Only a number is wanted. Count the lines holding the string "description".

Collected data entries
——————————
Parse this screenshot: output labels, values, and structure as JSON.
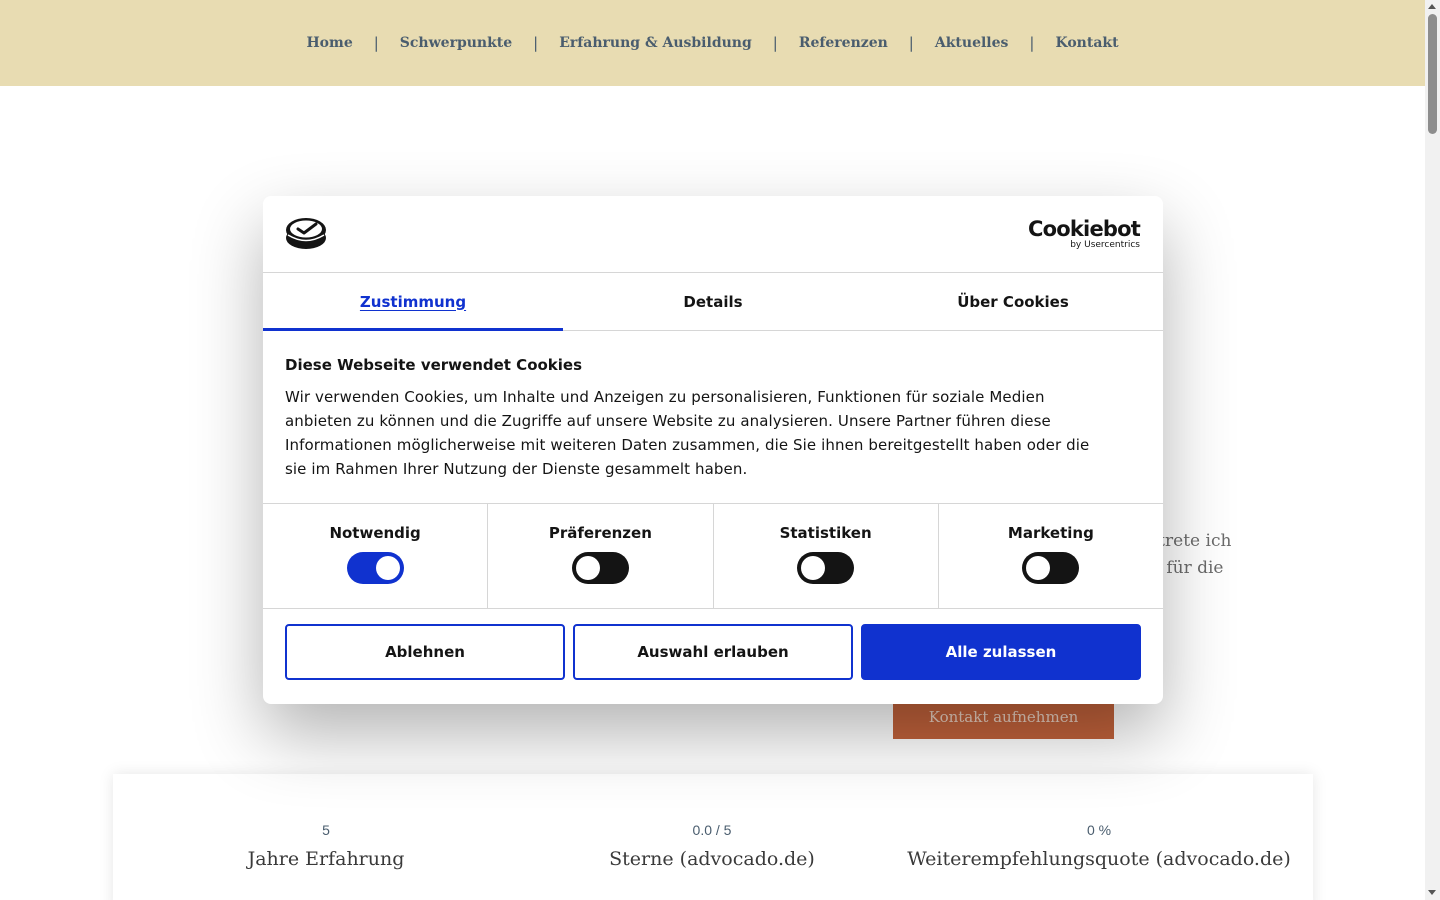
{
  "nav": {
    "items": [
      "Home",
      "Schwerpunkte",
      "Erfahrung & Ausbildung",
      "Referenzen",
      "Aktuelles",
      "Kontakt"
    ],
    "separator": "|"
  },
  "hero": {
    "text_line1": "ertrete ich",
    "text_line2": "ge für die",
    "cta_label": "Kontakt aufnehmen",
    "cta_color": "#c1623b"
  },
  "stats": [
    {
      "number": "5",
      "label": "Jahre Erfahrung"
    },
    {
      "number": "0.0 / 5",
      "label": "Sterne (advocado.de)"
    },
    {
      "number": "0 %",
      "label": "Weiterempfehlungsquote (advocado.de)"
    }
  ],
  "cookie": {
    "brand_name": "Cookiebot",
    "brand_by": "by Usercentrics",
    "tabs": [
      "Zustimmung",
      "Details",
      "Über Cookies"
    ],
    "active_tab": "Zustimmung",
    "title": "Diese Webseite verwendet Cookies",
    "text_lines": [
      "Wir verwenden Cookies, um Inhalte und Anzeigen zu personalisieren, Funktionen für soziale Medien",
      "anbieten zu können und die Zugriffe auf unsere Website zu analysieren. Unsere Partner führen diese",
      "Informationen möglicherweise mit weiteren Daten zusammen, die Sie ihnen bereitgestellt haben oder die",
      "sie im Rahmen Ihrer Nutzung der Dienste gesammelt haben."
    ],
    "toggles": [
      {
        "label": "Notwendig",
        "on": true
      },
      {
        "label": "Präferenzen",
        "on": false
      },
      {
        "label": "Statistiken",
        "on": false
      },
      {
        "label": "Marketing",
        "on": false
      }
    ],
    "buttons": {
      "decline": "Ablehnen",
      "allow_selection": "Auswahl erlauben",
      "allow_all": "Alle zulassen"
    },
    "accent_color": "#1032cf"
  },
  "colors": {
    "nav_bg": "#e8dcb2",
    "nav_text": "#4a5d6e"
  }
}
——————————
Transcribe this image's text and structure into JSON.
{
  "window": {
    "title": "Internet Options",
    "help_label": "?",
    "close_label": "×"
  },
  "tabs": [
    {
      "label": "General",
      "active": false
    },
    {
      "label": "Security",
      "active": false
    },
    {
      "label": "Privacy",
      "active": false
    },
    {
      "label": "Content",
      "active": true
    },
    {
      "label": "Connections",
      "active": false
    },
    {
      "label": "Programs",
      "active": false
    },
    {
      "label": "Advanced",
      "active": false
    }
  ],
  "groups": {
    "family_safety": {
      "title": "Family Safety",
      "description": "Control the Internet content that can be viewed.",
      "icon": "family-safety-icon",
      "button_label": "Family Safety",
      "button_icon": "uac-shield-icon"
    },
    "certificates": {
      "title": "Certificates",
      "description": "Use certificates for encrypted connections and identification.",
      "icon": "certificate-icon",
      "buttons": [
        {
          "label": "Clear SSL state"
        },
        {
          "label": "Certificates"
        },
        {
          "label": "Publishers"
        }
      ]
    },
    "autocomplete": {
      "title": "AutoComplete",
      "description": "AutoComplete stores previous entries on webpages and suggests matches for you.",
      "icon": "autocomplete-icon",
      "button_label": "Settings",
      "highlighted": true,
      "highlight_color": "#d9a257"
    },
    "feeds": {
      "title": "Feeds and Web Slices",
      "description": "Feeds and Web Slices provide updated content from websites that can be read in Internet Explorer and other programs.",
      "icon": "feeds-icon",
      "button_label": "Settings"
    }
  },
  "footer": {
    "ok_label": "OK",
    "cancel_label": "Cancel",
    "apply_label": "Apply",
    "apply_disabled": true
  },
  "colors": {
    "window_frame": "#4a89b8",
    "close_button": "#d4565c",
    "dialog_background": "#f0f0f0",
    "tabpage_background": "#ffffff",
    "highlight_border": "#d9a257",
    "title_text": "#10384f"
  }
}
——————————
• **FINISHED TASK**: 4